── Data listing
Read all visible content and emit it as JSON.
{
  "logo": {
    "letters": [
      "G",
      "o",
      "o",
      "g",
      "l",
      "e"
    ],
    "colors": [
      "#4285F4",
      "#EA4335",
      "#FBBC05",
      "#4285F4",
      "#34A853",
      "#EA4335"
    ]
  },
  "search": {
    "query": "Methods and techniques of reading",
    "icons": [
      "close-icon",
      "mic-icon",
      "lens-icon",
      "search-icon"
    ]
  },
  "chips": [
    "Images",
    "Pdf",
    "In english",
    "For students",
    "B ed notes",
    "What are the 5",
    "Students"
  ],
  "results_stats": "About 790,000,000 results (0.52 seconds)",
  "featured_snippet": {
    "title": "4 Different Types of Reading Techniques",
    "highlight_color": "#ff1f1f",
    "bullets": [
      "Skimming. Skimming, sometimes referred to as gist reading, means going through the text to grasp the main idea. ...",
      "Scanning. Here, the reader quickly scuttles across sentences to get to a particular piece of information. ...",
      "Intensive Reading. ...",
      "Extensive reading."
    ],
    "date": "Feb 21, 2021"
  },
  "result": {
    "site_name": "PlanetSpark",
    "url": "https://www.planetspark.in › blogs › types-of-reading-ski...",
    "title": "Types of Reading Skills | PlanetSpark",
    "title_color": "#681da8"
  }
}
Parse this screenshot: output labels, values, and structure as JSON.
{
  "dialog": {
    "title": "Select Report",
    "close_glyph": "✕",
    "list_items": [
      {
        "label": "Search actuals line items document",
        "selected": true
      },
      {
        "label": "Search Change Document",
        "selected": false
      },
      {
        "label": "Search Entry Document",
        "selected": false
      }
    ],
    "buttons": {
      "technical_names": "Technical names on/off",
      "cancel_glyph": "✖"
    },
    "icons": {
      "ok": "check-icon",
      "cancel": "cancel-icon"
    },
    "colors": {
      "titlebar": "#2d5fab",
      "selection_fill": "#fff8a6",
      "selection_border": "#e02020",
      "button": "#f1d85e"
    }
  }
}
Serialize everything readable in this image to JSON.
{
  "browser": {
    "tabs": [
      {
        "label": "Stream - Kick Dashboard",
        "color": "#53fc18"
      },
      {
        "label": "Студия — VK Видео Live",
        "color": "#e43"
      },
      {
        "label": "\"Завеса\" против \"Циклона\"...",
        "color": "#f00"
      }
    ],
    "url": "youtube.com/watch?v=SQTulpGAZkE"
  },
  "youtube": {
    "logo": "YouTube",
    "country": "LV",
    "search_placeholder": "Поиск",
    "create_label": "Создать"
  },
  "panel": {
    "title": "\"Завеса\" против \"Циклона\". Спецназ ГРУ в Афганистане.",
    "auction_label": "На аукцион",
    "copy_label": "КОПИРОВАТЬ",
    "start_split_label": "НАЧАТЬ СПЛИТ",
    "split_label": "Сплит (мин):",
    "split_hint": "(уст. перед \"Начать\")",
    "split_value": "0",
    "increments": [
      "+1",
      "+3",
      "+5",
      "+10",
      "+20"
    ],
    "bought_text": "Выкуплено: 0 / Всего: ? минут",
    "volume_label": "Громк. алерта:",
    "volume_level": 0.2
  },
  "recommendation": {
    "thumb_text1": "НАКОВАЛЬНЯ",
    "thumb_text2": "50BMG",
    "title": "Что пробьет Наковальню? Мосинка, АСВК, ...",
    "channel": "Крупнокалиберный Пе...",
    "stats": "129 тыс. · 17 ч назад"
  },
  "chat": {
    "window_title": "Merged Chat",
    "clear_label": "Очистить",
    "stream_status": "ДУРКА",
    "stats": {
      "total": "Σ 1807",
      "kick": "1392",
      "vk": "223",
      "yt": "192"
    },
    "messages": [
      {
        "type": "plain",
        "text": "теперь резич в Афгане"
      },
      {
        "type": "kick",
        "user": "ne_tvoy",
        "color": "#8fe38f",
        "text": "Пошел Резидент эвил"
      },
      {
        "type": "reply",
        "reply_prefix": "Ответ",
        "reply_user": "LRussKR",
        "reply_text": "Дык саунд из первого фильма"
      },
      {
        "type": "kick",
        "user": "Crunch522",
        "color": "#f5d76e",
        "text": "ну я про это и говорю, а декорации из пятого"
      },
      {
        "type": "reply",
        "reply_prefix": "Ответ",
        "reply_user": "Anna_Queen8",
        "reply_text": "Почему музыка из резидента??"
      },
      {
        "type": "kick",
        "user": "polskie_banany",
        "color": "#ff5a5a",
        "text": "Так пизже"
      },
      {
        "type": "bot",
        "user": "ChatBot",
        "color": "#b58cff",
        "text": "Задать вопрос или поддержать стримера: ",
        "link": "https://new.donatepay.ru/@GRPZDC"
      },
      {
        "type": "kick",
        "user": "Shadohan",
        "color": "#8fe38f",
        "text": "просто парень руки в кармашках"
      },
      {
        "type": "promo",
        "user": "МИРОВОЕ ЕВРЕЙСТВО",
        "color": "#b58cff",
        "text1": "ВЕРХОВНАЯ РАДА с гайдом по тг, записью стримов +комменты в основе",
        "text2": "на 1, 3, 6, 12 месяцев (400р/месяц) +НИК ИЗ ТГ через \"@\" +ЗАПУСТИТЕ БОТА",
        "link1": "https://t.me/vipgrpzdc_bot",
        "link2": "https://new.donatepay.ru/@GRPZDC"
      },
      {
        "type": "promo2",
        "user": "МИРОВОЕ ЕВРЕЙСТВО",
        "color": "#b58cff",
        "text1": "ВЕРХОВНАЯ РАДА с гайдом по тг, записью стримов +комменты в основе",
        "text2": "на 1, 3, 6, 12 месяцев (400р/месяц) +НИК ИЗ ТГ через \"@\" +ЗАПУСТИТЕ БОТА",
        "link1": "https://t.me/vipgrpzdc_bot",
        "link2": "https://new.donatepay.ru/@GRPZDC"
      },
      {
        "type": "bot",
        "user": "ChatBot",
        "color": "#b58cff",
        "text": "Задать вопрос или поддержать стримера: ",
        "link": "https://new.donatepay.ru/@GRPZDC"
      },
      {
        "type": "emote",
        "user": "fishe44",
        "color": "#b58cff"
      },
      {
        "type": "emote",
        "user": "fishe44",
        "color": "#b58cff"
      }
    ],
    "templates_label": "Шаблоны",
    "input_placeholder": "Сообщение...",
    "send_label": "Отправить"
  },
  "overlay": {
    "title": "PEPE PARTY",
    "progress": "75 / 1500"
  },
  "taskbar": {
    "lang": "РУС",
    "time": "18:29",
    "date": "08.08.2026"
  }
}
────
Task description:
Write out every entry exactly as given.

Expected answer:
Read all visible content and emit it as JSON.
{
  "logo": {
    "letters": [
      "G",
      "o",
      "o",
      "g",
      "l",
      "e"
    ],
    "colors": [
      "#4285F4",
      "#EA4335",
      "#FBBC05",
      "#4285F4",
      "#34A853",
      "#EA4335"
    ]
  },
  "search": {
    "query": "Methods and techniques of reading",
    "icons": [
      "close-icon",
      "mic-icon",
      "lens-icon",
      "search-icon"
    ]
  },
  "chips": [
    "Images",
    "Pdf",
    "In english",
    "For students",
    "B ed notes",
    "What are the 5",
    "Students"
  ],
  "results_stats": "About 790,000,000 results (0.52 seconds)",
  "featured_snippet": {
    "title": "4 Different Types of Reading Techniques",
    "highlight_color": "#ff1f1f",
    "bullets": [
      "Skimming. Skimming, sometimes referred to as gist reading, means going through the text to grasp the main idea. ...",
      "Scanning. Here, the reader quickly scuttles across sentences to get to a particular piece of information. ...",
      "Intensive Reading. ...",
      "Extensive reading."
    ],
    "date": "Feb 21, 2021"
  },
  "result": {
    "site_name": "PlanetSpark",
    "url": "https://www.planetspark.in › blogs › types-of-reading-ski...",
    "title": "Types of Reading Skills | PlanetSpark",
    "title_color": "#681da8"
  }
}
Parse this screenshot: output labels, values, and structure as JSON.
{
  "dialog": {
    "title": "Select Report",
    "close_glyph": "✕",
    "list_items": [
      {
        "label": "Search actuals line items document",
        "selected": true
      },
      {
        "label": "Search Change Document",
        "selected": false
      },
      {
        "label": "Search Entry Document",
        "selected": false
      }
    ],
    "buttons": {
      "technical_names": "Technical names on/off",
      "cancel_glyph": "✖"
    },
    "icons": {
      "ok": "check-icon",
      "cancel": "cancel-icon"
    },
    "colors": {
      "titlebar": "#2d5fab",
      "selection_fill": "#fff8a6",
      "selection_border": "#e02020",
      "button": "#f1d85e"
    }
  }
}
Serialize everything readable in this image to JSON.
{
  "browser": {
    "tabs": [
      {
        "label": "Stream - Kick Dashboard",
        "color": "#53fc18"
      },
      {
        "label": "Студия — VK Видео Live",
        "color": "#e43"
      },
      {
        "label": "\"Завеса\" против \"Циклона\"...",
        "color": "#f00"
      }
    ],
    "url": "youtube.com/watch?v=SQTulpGAZkE"
  },
  "youtube": {
    "logo": "YouTube",
    "country": "LV",
    "search_placeholder": "Поиск",
    "create_label": "Создать"
  },
  "panel": {
    "title": "\"Завеса\" против \"Циклона\". Спецназ ГРУ в Афганистане.",
    "auction_label": "На аукцион",
    "copy_label": "КОПИРОВАТЬ",
    "start_split_label": "НАЧАТЬ СПЛИТ",
    "split_label": "Сплит (мин):",
    "split_hint": "(уст. перед \"Начать\")",
    "split_value": "0",
    "increments": [
      "+1",
      "+3",
      "+5",
      "+10",
      "+20"
    ],
    "bought_text": "Выкуплено: 0 / Всего: ? минут",
    "volume_label": "Громк. алерта:",
    "volume_level": 0.2
  },
  "recommendation": {
    "thumb_text1": "НАКОВАЛЬНЯ",
    "thumb_text2": "50BMG",
    "title": "Что пробьет Наковальню? Мосинка, АСВК, ...",
    "channel": "Крупнокалиберный Пе...",
    "stats": "129 тыс. · 17 ч назад"
  },
  "chat": {
    "window_title": "Merged Chat",
    "clear_label": "Очистить",
    "stream_status": "ДУРКА",
    "stats": {
      "total": "Σ 1807",
      "kick": "1392",
      "vk": "223",
      "yt": "192"
    },
    "messages": [
      {
        "type": "plain",
        "text": "теперь резич в Афгане"
      },
      {
        "type": "kick",
        "user": "ne_tvoy",
        "color": "#8fe38f",
        "text": "Пошел Резидент эвил"
      },
      {
        "type": "reply",
        "reply_prefix": "Ответ",
        "reply_user": "LRussKR",
        "reply_text": "Дык саунд из первого фильма"
      },
      {
        "type": "kick",
        "user": "Crunch522",
        "color": "#f5d76e",
        "text": "ну я про это и говорю, а декорации из пятого"
      },
      {
        "type": "reply",
        "reply_prefix": "Ответ",
        "reply_user": "Anna_Queen8",
        "reply_text": "Почему музыка из резидента??"
      },
      {
        "type": "kick",
        "user": "polskie_banany",
        "color": "#ff5a5a",
        "text": "Так пизже"
      },
      {
        "type": "bot",
        "user": "ChatBot",
        "color": "#b58cff",
        "text": "Задать вопрос или поддержать стримера: ",
        "link": "https://new.donatepay.ru/@GRPZDC"
      },
      {
        "type": "kick",
        "user": "Shadohan",
        "color": "#8fe38f",
        "text": "просто парень руки в кармашках"
      },
      {
        "type": "promo",
        "user": "МИРОВОЕ ЕВРЕЙСТВО",
        "color": "#b58cff",
        "text1": "ВЕРХОВНАЯ РАДА с гайдом по тг, записью стримов +комменты в основе",
        "text2": "на 1, 3, 6, 12 месяцев (400р/месяц) +НИК ИЗ ТГ через \"@\" +ЗАПУСТИТЕ БОТА",
        "link1": "https://t.me/vipgrpzdc_bot",
        "link2": "https://new.donatepay.ru/@GRPZDC"
      },
      {
        "type": "promo2",
        "user": "МИРОВОЕ ЕВРЕЙСТВО",
        "color": "#b58cff",
        "text1": "ВЕРХОВНАЯ РАДА с гайдом по тг, записью стримов +комменты в основе",
        "text2": "на 1, 3, 6, 12 месяцев (400р/месяц) +НИК ИЗ ТГ через \"@\" +ЗАПУСТИТЕ БОТА",
        "link1": "https://t.me/vipgrpzdc_bot",
        "link2": "https://new.donatepay.ru/@GRPZDC"
      },
      {
        "type": "bot",
        "user": "ChatBot",
        "color": "#b58cff",
        "text": "Задать вопрос или поддержать стримера: ",
        "link": "https://new.donatepay.ru/@GRPZDC"
      },
      {
        "type": "emote",
        "user": "fishe44",
        "color": "#b58cff"
      },
      {
        "type": "emote",
        "user": "fishe44",
        "color": "#b58cff"
      }
    ],
    "templates_label": "Шаблоны",
    "input_placeholder": "Сообщение...",
    "send_label": "Отправить"
  },
  "overlay": {
    "title": "PEPE PARTY",
    "progress": "75 / 1500"
  },
  "taskbar": {
    "lang": "РУС",
    "time": "18:29",
    "date": "08.08.2026"
  }
}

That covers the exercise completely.